▶ _Task description_
Please reproduce every record, keeping each one exactly as written.

Start

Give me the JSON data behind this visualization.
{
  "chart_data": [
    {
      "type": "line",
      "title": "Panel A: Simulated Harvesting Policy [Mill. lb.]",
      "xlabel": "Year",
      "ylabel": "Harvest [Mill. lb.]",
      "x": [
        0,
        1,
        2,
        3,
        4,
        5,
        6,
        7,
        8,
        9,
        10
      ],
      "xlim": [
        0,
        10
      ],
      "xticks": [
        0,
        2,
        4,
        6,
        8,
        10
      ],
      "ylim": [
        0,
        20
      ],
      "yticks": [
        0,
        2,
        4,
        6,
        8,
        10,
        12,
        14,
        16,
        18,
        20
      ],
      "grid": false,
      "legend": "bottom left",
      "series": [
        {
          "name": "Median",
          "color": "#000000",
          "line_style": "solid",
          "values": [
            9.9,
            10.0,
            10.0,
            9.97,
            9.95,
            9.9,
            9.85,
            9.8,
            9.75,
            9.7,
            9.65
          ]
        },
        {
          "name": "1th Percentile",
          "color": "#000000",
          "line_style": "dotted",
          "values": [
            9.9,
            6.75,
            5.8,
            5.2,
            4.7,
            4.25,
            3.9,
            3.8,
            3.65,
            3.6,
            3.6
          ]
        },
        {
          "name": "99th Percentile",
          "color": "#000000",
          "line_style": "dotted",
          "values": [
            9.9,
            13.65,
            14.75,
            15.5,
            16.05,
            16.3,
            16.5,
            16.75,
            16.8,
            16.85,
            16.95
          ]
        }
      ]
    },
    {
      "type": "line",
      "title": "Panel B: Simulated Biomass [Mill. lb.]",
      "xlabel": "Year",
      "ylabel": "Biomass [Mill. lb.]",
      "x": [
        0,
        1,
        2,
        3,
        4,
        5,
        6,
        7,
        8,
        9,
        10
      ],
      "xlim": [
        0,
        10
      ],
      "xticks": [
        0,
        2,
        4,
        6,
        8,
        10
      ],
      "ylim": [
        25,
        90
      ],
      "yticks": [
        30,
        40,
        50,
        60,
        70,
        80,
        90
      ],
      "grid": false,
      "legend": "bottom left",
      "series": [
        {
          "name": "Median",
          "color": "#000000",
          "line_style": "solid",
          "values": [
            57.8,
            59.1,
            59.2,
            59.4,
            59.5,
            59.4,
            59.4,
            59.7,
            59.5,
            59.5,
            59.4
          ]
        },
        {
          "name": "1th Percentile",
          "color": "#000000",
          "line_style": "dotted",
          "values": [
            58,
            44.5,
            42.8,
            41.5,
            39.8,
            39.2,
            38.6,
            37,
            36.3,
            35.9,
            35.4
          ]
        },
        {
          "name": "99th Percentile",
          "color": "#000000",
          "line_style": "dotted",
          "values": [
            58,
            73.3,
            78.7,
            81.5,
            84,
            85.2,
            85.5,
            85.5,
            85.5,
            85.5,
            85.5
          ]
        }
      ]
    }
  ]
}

End

▶ _Finished task_
Give me the JSON data behind this visualization.
{
  "chart_data": [
    {
      "type": "line",
      "title": "Panel A: Simulated Harvesting Policy [Mill. lb.]",
      "xlabel": "Year",
      "ylabel": "Harvest [Mill. lb.]",
      "x": [
        0,
        1,
        2,
        3,
        4,
        5,
        6,
        7,
        8,
        9,
        10
      ],
      "xlim": [
        0,
        10
      ],
      "xticks": [
        0,
        2,
        4,
        6,
        8,
        10
      ],
      "ylim": [
        0,
        20
      ],
      "yticks": [
        0,
        2,
        4,
        6,
        8,
        10,
        12,
        14,
        16,
        18,
        20
      ],
      "grid": false,
      "legend": "bottom left",
      "series": [
        {
          "name": "Median",
          "color": "#000000",
          "line_style": "solid",
          "values": [
            9.9,
            10.0,
            10.0,
            9.97,
            9.95,
            9.9,
            9.85,
            9.8,
            9.75,
            9.7,
            9.65
          ]
        },
        {
          "name": "1th Percentile",
          "color": "#000000",
          "line_style": "dotted",
          "values": [
            9.9,
            6.75,
            5.8,
            5.2,
            4.7,
            4.25,
            3.9,
            3.8,
            3.65,
            3.6,
            3.6
          ]
        },
        {
          "name": "99th Percentile",
          "color": "#000000",
          "line_style": "dotted",
          "values": [
            9.9,
            13.65,
            14.75,
            15.5,
            16.05,
            16.3,
            16.5,
            16.75,
            16.8,
            16.85,
            16.95
          ]
        }
      ]
    },
    {
      "type": "line",
      "title": "Panel B: Simulated Biomass [Mill. lb.]",
      "xlabel": "Year",
      "ylabel": "Biomass [Mill. lb.]",
      "x": [
        0,
        1,
        2,
        3,
        4,
        5,
        6,
        7,
        8,
        9,
        10
      ],
      "xlim": [
        0,
        10
      ],
      "xticks": [
        0,
        2,
        4,
        6,
        8,
        10
      ],
      "ylim": [
        25,
        90
      ],
      "yticks": [
        30,
        40,
        50,
        60,
        70,
        80,
        90
      ],
      "grid": false,
      "legend": "bottom left",
      "series": [
        {
          "name": "Median",
          "color": "#000000",
          "line_style": "solid",
          "values": [
            57.8,
            59.1,
            59.2,
            59.4,
            59.5,
            59.4,
            59.4,
            59.7,
            59.5,
            59.5,
            59.4
          ]
        },
        {
          "name": "1th Percentile",
          "color": "#000000",
          "line_style": "dotted",
          "values": [
            58,
            44.5,
            42.8,
            41.5,
            39.8,
            39.2,
            38.6,
            37,
            36.3,
            35.9,
            35.4
          ]
        },
        {
          "name": "99th Percentile",
          "color": "#000000",
          "line_style": "dotted",
          "values": [
            58,
            73.3,
            78.7,
            81.5,
            84,
            85.2,
            85.5,
            85.5,
            85.5,
            85.5,
            85.5
          ]
        }
      ]
    }
  ]
}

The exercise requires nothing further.